Remove monitoring objects

Next, you must remove all the objects deployed during the Agent Operator deployment process:

Kind	Name
ServiceAccount	grafana-agent
ClusterRole	grafana-agent
ClusterRoleBinding	grafana-agent
GrafanaAgent	grafana-agent
Secret	metrics-secret
Integration	node-exporter
MetricsInstance	grafana-agent-metrics
ServiceMonitor	cadvisor-monitor
ServiceMonitor	kubelet-monitor
ServiceMonitor	kube-state-metrics
ClusterRole	kube-state-metrics
ClusterRoleBinding	kube-state-metrics
Service	kube-state-metrics
Deployment	kube-state-metrics
ServiceMonitor	ksm-monitor
Secret	logs-secret
LogsInstance	grafana-agent-logs
PodLogs	kubernetes-logs
PersistentVolumeClaim	agent-eventhandler
Integration	agent-eventhandler
ServiceAccount	opencost
ClusterRole	opencost
ClusterRoleBinding	opencost
Service	opencost
Deployment	opencost
ServiceMonitor	opencost

Copy and run the following:

bash
kubectl delete -n "${NAMESPACE}" \
  serviceaccount/grafana-agent \
  clusterrole/grafana-agent \
  clusterrolebinding/grafana-agent \
  grafanaagent/grafana-agent \
  secret/metrics-secret \
  integration/node-exporter \
  metricsinstance/grafana-agent-metrics \
  servicemonitor/cadvisor-monitor \
  servicemonitor/kubelet-monitor \
  serviceaccount/kube-state-metrics \
  clusterrole/kube-state-metrics \
  clusterrolebinding/kube-state-metrics \
  service/kube-state-metrics \
  deployment/kube-state-metrics \
  servicemonitor/ksm-monitor \
  secret/logs-secret \
  logsinstance/grafana-agent-logs \
  podlogs/kubernetes-logs \
  persistentvolumeclaim/agent-eventhandler \
  integration/agent-eventhandler \
  serviceaccount/opencost \
  secret/opencost \
  clusterrole/opencost \
  clusterrolebinding/opencost \
  service/opencost \
  deployment/opencost \
  servicemonitor/opencost \

Remove Grafana Agent Operator and associated CRDs

Follow the instructions for the deployment method you used.

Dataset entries
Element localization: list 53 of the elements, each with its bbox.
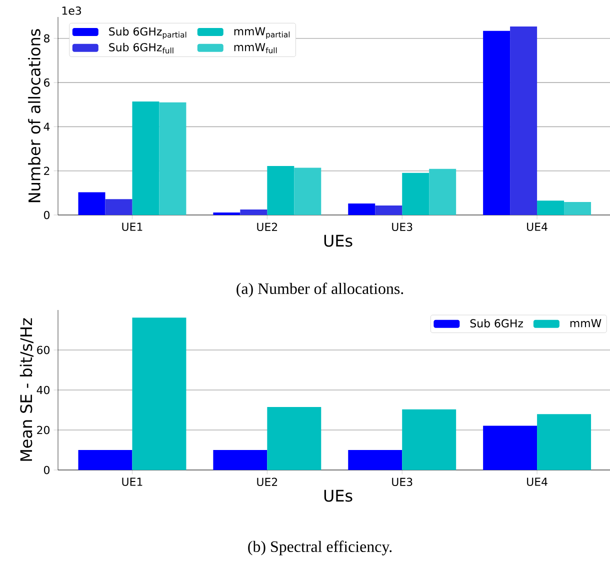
bar — [402, 409, 456, 470]
bar — [78, 450, 132, 470]
bar — [483, 426, 538, 470]
legend-label: mmW — [570, 319, 602, 328]
x-axis-title: UEs — [324, 490, 352, 502]
x-tick-label: UE2 — [257, 222, 278, 232]
legend-label: mmW$_{full}$ — [234, 43, 277, 54]
x-tick-label: UE2 — [257, 478, 278, 486]
bar — [159, 102, 186, 215]
text: 1e3 — [62, 6, 82, 15]
x-tick-label: UE4 — [527, 478, 548, 486]
bar — [132, 102, 160, 215]
bar — [267, 406, 322, 470]
bar — [483, 30, 510, 215]
bar — [429, 168, 456, 215]
text: (b) Spectral efficiency. — [248, 540, 392, 556]
y-tick-label: 40 — [36, 386, 50, 394]
bar — [375, 205, 402, 215]
bar — [510, 26, 538, 215]
x-tick-label: UE3 — [392, 478, 412, 486]
y-tick-label: 0 — [44, 210, 50, 220]
bar — [564, 202, 592, 215]
x-tick-label: UE3 — [392, 222, 412, 232]
y-tick-label: 2 — [44, 166, 50, 175]
bar — [267, 166, 294, 215]
bar — [537, 200, 564, 215]
y-tick-label: 4 — [44, 122, 50, 131]
y-tick-label: 8 — [44, 34, 50, 43]
y-tick-label: 0 — [44, 466, 50, 474]
y-axis-title: Number of allocations — [28, 29, 40, 202]
x-tick-label: UE4 — [527, 222, 548, 231]
bar — [348, 450, 402, 470]
legend-label: Sub 6GHz — [470, 318, 523, 328]
legend-label: mmW$_{partial}$ — [234, 27, 290, 39]
y-tick-label: 20 — [37, 426, 50, 434]
bar — [240, 209, 268, 215]
x-tick-label: UE1 — [122, 222, 142, 231]
legend-label: Sub 6GHz$_{partial}$ — [109, 27, 186, 40]
y-tick-label: 60 — [37, 346, 50, 354]
bar — [213, 450, 268, 470]
bar — [105, 199, 132, 215]
text: (a) Number of allocations. — [236, 282, 404, 298]
bar — [132, 318, 186, 470]
bar — [348, 204, 376, 215]
x-tick-label: UE1 — [122, 478, 142, 486]
y-tick-label: 6 — [44, 78, 50, 87]
bar — [537, 414, 592, 470]
legend-label: Sub 6GHz$_{full}$ — [109, 42, 174, 54]
bar — [402, 172, 430, 215]
bar — [78, 192, 106, 215]
x-axis-title: UEs — [324, 234, 352, 247]
y-axis-title: Mean SE - bit/s/Hz — [20, 318, 34, 461]
bar — [294, 168, 322, 215]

● PROBLEM
For each statement (a), (b) and (c), answer yes or no to say whether it agrees with the passage on removing monitoring objects, and quote the exact words from the passage that decide it. (a) The objects to remove are the ones deployed during the Agent Operator deployment process. (b) The kubectl command limits the deletion to a namespace given by a variable. (c) There is one set of instructions for removing Grafana Agent Operator that applies no matter how it was deployed. You don't need the items.

● THE REPLY
(a) Yes: "you must remove all the objects deployed during the Agent Operator deployment process"
(b) Yes: "kubectl delete -n "${NAMESPACE}""
(c) No: "Follow the instructions for the deployment method you used."